TASK PROMPT:
Using the listing below, select the lines with the word "chiên" and copy them.

DATASET EXCERPTS:
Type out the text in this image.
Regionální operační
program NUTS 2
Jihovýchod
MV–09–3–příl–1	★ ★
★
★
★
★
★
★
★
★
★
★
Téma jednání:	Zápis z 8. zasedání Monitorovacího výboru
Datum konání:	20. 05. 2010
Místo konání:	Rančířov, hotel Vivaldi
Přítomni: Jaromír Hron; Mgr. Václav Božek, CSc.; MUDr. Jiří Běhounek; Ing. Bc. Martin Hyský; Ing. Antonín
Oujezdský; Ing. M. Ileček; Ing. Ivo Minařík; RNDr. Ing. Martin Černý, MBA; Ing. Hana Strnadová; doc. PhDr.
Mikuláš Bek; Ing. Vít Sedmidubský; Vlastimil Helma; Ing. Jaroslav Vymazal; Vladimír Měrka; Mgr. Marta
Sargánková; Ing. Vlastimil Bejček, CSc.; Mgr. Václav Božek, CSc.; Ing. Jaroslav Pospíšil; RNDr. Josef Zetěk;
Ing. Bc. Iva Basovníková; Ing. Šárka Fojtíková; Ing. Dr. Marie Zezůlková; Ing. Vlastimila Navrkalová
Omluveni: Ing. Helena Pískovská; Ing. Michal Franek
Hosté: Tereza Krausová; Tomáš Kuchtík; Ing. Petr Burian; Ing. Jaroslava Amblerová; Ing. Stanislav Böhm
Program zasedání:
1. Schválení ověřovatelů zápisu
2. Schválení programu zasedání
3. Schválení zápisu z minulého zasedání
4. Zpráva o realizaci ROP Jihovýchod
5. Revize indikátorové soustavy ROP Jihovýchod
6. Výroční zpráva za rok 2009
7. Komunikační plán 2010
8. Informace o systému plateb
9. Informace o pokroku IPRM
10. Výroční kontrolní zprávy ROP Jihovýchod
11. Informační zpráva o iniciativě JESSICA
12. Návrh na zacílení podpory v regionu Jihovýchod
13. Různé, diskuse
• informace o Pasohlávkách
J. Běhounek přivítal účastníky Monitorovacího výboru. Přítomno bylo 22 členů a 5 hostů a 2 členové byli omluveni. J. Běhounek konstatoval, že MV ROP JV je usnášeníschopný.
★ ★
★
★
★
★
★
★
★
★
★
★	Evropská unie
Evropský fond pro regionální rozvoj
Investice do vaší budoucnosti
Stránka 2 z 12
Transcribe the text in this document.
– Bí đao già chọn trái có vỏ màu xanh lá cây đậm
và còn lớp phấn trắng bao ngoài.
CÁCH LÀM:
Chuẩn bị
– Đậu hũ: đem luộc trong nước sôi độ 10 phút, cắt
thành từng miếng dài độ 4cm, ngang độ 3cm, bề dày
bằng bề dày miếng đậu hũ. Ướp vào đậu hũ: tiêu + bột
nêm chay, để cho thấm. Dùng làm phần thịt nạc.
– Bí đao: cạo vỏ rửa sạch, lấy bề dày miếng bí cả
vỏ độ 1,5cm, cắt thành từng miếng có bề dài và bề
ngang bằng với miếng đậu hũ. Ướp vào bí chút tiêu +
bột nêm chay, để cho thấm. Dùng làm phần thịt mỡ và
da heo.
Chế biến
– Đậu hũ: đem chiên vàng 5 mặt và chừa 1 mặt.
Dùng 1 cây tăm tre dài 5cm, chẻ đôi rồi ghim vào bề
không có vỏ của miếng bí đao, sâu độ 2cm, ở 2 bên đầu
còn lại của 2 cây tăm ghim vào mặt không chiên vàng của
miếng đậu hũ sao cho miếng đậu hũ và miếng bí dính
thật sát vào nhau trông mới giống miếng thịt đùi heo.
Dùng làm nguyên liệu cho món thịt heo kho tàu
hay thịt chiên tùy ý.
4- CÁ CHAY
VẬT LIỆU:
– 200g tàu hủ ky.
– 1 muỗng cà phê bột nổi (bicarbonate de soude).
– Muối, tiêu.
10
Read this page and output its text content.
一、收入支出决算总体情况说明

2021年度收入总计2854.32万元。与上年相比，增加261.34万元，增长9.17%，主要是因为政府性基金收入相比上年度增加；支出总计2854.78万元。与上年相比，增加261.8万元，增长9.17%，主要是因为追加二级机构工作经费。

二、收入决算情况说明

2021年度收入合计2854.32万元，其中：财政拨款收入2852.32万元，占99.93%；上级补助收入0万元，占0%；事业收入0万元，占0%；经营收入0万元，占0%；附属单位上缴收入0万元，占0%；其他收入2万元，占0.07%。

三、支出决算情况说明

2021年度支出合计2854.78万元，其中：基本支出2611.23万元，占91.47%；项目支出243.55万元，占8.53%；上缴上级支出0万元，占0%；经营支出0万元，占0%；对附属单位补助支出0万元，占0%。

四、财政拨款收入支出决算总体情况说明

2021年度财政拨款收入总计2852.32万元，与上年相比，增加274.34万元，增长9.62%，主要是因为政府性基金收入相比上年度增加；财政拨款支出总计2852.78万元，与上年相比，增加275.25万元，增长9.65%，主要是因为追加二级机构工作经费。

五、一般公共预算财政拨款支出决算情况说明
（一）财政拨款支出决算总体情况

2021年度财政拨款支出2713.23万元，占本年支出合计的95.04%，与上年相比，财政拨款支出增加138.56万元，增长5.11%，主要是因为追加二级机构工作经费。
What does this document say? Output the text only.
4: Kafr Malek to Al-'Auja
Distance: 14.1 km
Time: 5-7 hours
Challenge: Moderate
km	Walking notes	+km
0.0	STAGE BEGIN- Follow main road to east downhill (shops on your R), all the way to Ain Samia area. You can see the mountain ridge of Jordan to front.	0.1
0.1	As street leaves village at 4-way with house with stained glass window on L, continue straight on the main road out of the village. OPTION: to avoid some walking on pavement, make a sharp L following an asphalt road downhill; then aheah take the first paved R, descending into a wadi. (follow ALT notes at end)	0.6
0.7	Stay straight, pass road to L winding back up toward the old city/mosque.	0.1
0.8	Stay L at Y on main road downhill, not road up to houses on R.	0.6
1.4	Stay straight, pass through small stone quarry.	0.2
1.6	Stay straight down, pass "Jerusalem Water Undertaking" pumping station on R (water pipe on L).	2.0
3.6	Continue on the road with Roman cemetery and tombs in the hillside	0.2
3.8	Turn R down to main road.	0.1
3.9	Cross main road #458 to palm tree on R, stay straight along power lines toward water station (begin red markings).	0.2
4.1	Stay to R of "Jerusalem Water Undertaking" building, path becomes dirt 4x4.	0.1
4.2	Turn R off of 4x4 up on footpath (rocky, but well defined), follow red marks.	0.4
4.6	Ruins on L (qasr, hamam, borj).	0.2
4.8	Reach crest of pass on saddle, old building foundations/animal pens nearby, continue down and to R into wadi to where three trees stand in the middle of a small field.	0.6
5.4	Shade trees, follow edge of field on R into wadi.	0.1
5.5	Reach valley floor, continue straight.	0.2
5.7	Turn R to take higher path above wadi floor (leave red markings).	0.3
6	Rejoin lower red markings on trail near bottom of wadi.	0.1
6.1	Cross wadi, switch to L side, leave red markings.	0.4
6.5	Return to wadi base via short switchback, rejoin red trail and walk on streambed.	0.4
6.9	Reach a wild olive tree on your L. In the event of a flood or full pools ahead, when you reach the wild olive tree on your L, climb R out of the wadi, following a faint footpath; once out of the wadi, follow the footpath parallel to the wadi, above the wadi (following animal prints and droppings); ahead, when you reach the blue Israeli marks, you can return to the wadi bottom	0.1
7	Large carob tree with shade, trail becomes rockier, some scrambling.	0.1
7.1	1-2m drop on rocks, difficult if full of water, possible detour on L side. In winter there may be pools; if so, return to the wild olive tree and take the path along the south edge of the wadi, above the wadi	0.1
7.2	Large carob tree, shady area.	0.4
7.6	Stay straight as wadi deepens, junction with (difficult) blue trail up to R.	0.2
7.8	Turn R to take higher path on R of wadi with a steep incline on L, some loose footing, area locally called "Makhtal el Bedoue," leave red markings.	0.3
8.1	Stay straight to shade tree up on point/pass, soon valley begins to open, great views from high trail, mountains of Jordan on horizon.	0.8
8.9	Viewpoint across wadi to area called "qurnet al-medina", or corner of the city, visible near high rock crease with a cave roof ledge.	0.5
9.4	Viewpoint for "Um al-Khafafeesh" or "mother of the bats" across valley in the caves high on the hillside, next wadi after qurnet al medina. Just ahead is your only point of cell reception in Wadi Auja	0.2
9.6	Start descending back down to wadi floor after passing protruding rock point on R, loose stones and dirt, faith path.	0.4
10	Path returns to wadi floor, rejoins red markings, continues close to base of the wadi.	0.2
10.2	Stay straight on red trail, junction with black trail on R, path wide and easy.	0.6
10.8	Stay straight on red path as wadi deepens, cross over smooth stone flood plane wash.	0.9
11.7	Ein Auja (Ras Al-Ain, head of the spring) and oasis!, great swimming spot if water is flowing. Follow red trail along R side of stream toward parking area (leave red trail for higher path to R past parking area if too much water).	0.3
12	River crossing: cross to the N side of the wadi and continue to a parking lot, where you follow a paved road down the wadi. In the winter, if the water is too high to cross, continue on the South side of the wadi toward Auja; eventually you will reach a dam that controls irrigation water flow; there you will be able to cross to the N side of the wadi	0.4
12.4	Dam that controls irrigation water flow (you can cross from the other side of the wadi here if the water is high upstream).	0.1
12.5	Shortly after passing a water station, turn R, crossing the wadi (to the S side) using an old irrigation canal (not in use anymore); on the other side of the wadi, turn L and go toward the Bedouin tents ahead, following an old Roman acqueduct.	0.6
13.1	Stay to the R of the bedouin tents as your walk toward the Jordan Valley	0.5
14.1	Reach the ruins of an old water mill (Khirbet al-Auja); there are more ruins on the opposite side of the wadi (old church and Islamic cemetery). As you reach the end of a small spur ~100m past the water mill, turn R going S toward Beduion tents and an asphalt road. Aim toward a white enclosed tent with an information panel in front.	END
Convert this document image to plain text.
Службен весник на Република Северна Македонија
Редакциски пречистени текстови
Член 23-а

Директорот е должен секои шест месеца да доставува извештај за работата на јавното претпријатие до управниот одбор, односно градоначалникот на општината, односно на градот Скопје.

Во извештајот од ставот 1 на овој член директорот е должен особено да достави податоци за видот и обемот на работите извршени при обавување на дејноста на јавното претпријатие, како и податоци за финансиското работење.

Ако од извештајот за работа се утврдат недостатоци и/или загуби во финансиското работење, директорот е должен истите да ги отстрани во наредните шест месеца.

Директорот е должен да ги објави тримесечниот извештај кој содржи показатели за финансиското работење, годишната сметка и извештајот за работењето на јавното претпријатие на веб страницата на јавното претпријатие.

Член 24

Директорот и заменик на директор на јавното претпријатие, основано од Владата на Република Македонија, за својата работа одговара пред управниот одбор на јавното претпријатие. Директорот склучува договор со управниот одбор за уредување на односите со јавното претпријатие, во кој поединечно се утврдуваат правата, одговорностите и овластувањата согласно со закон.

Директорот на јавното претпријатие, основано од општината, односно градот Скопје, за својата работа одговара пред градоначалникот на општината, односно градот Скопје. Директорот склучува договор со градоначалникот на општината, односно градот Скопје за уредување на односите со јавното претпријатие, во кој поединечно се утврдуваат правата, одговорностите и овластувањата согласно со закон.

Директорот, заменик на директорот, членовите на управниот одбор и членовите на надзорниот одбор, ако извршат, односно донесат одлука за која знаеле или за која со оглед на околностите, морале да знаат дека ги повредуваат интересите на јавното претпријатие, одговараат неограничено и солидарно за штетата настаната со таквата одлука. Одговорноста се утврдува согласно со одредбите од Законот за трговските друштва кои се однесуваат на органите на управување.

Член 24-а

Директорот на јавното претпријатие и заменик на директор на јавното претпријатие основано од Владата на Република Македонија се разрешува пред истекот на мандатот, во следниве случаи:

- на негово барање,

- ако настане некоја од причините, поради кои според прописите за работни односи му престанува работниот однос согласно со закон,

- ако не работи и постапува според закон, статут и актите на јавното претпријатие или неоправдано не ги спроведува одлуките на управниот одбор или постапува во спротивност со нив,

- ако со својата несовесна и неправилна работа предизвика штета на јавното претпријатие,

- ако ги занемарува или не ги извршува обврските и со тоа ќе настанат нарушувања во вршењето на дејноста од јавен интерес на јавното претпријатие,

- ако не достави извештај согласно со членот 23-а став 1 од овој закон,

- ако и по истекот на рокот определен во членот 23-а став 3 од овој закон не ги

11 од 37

ANSWER TO THE TASK:
– Đậu hũ: đem chiên vàng 5 mặt và chừa 1 mặt.
còn lại của 2 cây tăm ghim vào mặt không chiên vàng của
hay thịt chiên tùy ý.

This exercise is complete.